Short exercise: Transcribe each record below word for word.

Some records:
--- Begin ---

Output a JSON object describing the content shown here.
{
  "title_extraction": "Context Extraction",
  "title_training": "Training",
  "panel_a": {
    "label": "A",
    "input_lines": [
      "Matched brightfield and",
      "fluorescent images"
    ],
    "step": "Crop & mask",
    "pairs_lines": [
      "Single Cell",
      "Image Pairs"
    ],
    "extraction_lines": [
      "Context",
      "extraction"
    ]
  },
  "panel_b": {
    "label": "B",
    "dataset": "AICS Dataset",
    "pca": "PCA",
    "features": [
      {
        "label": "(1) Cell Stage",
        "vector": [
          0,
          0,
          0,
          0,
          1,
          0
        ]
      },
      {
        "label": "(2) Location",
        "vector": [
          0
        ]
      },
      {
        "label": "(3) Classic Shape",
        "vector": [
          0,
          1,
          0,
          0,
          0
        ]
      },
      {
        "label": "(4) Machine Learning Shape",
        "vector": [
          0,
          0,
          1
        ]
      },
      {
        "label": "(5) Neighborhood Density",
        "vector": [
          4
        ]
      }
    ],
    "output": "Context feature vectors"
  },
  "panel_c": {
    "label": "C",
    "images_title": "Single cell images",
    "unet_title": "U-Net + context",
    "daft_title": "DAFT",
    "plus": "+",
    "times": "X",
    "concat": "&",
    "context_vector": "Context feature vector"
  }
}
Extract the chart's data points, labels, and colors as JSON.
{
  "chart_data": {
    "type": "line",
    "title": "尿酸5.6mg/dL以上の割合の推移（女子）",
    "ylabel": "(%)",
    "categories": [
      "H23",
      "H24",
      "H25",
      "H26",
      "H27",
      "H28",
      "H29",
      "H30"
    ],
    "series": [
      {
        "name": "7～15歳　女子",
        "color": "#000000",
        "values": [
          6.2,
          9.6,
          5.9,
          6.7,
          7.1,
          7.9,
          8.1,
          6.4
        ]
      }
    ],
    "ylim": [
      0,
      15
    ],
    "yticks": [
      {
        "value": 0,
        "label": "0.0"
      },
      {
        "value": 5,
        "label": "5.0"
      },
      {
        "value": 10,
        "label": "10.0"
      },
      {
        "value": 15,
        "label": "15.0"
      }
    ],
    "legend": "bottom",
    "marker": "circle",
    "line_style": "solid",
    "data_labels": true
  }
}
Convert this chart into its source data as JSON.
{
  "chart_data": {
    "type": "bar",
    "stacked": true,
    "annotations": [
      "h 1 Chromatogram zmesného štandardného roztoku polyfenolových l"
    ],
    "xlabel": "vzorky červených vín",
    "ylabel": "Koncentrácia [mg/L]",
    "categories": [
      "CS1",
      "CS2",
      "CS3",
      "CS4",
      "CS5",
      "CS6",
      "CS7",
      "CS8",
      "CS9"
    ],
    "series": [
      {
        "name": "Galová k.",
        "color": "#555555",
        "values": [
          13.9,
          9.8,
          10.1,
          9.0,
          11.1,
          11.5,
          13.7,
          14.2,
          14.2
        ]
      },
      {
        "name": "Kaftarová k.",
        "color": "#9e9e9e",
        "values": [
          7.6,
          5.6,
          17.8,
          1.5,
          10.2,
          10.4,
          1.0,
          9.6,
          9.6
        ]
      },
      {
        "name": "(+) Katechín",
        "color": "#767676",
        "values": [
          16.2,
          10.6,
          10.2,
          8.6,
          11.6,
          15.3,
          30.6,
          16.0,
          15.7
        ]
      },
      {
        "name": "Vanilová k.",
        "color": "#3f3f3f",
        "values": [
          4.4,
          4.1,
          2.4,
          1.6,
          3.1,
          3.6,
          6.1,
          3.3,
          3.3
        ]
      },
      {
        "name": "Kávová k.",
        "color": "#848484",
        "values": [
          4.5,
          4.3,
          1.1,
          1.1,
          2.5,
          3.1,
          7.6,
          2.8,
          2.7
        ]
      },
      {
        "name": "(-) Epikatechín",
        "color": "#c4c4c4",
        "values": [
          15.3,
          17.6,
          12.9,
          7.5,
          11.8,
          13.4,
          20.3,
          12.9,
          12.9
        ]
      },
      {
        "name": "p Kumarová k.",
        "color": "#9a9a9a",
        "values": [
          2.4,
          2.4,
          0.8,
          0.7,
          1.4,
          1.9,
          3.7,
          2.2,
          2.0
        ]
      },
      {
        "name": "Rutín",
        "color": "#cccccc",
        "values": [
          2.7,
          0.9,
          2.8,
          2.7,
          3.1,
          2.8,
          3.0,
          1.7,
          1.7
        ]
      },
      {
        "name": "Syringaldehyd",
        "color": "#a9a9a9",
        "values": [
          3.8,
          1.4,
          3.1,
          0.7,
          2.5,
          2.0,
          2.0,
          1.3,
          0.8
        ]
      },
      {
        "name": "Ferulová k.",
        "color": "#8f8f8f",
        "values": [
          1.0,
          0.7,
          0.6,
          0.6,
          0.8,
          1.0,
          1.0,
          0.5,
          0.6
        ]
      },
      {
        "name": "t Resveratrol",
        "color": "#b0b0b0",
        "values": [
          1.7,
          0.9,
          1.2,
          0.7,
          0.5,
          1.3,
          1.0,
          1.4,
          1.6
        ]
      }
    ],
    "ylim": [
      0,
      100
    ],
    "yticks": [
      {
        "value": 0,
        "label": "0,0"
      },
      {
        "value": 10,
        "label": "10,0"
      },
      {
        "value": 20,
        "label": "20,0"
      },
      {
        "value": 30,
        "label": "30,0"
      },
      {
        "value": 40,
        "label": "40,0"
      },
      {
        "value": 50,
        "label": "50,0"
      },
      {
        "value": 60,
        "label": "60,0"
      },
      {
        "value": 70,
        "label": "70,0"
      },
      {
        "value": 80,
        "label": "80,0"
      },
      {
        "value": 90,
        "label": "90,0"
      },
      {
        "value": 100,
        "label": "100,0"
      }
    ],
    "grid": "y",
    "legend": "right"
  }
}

--- End ---

Solved problem:
Output a JSON object describing the content shown here.
{
  "title_extraction": "Context Extraction",
  "title_training": "Training",
  "panel_a": {
    "label": "A",
    "input_lines": [
      "Matched brightfield and",
      "fluorescent images"
    ],
    "step": "Crop & mask",
    "pairs_lines": [
      "Single Cell",
      "Image Pairs"
    ],
    "extraction_lines": [
      "Context",
      "extraction"
    ]
  },
  "panel_b": {
    "label": "B",
    "dataset": "AICS Dataset",
    "pca": "PCA",
    "features": [
      {
        "label": "(1) Cell Stage",
        "vector": [
          0,
          0,
          0,
          0,
          1,
          0
        ]
      },
      {
        "label": "(2) Location",
        "vector": [
          0
        ]
      },
      {
        "label": "(3) Classic Shape",
        "vector": [
          0,
          1,
          0,
          0,
          0
        ]
      },
      {
        "label": "(4) Machine Learning Shape",
        "vector": [
          0,
          0,
          1
        ]
      },
      {
        "label": "(5) Neighborhood Density",
        "vector": [
          4
        ]
      }
    ],
    "output": "Context feature vectors"
  },
  "panel_c": {
    "label": "C",
    "images_title": "Single cell images",
    "unet_title": "U-Net + context",
    "daft_title": "DAFT",
    "plus": "+",
    "times": "X",
    "concat": "&",
    "context_vector": "Context feature vector"
  }
}
Extract the chart's data points, labels, and colors as JSON.
{
  "chart_data": {
    "type": "line",
    "title": "尿酸5.6mg/dL以上の割合の推移（女子）",
    "ylabel": "(%)",
    "categories": [
      "H23",
      "H24",
      "H25",
      "H26",
      "H27",
      "H28",
      "H29",
      "H30"
    ],
    "series": [
      {
        "name": "7～15歳　女子",
        "color": "#000000",
        "values": [
          6.2,
          9.6,
          5.9,
          6.7,
          7.1,
          7.9,
          8.1,
          6.4
        ]
      }
    ],
    "ylim": [
      0,
      15
    ],
    "yticks": [
      {
        "value": 0,
        "label": "0.0"
      },
      {
        "value": 5,
        "label": "5.0"
      },
      {
        "value": 10,
        "label": "10.0"
      },
      {
        "value": 15,
        "label": "15.0"
      }
    ],
    "legend": "bottom",
    "marker": "circle",
    "line_style": "solid",
    "data_labels": true
  }
}
Convert this chart into its source data as JSON.
{
  "chart_data": {
    "type": "bar",
    "stacked": true,
    "annotations": [
      "h 1 Chromatogram zmesného štandardného roztoku polyfenolových l"
    ],
    "xlabel": "vzorky červených vín",
    "ylabel": "Koncentrácia [mg/L]",
    "categories": [
      "CS1",
      "CS2",
      "CS3",
      "CS4",
      "CS5",
      "CS6",
      "CS7",
      "CS8",
      "CS9"
    ],
    "series": [
      {
        "name": "Galová k.",
        "color": "#555555",
        "values": [
          13.9,
          9.8,
          10.1,
          9.0,
          11.1,
          11.5,
          13.7,
          14.2,
          14.2
        ]
      },
      {
        "name": "Kaftarová k.",
        "color": "#9e9e9e",
        "values": [
          7.6,
          5.6,
          17.8,
          1.5,
          10.2,
          10.4,
          1.0,
          9.6,
          9.6
        ]
      },
      {
        "name": "(+) Katechín",
        "color": "#767676",
        "values": [
          16.2,
          10.6,
          10.2,
          8.6,
          11.6,
          15.3,
          30.6,
          16.0,
          15.7
        ]
      },
      {
        "name": "Vanilová k.",
        "color": "#3f3f3f",
        "values": [
          4.4,
          4.1,
          2.4,
          1.6,
          3.1,
          3.6,
          6.1,
          3.3,
          3.3
        ]
      },
      {
        "name": "Kávová k.",
        "color": "#848484",
        "values": [
          4.5,
          4.3,
          1.1,
          1.1,
          2.5,
          3.1,
          7.6,
          2.8,
          2.7
        ]
      },
      {
        "name": "(-) Epikatechín",
        "color": "#c4c4c4",
        "values": [
          15.3,
          17.6,
          12.9,
          7.5,
          11.8,
          13.4,
          20.3,
          12.9,
          12.9
        ]
      },
      {
        "name": "p Kumarová k.",
        "color": "#9a9a9a",
        "values": [
          2.4,
          2.4,
          0.8,
          0.7,
          1.4,
          1.9,
          3.7,
          2.2,
          2.0
        ]
      },
      {
        "name": "Rutín",
        "color": "#cccccc",
        "values": [
          2.7,
          0.9,
          2.8,
          2.7,
          3.1,
          2.8,
          3.0,
          1.7,
          1.7
        ]
      },
      {
        "name": "Syringaldehyd",
        "color": "#a9a9a9",
        "values": [
          3.8,
          1.4,
          3.1,
          0.7,
          2.5,
          2.0,
          2.0,
          1.3,
          0.8
        ]
      },
      {
        "name": "Ferulová k.",
        "color": "#8f8f8f",
        "values": [
          1.0,
          0.7,
          0.6,
          0.6,
          0.8,
          1.0,
          1.0,
          0.5,
          0.6
        ]
      },
      {
        "name": "t Resveratrol",
        "color": "#b0b0b0",
        "values": [
          1.7,
          0.9,
          1.2,
          0.7,
          0.5,
          1.3,
          1.0,
          1.4,
          1.6
        ]
      }
    ],
    "ylim": [
      0,
      100
    ],
    "yticks": [
      {
        "value": 0,
        "label": "0,0"
      },
      {
        "value": 10,
        "label": "10,0"
      },
      {
        "value": 20,
        "label": "20,0"
      },
      {
        "value": 30,
        "label": "30,0"
      },
      {
        "value": 40,
        "label": "40,0"
      },
      {
        "value": 50,
        "label": "50,0"
      },
      {
        "value": 60,
        "label": "60,0"
      },
      {
        "value": 70,
        "label": "70,0"
      },
      {
        "value": 80,
        "label": "80,0"
      },
      {
        "value": 90,
        "label": "90,0"
      },
      {
        "value": 100,
        "label": "100,0"
      }
    ],
    "grid": "y",
    "legend": "right"
  }
}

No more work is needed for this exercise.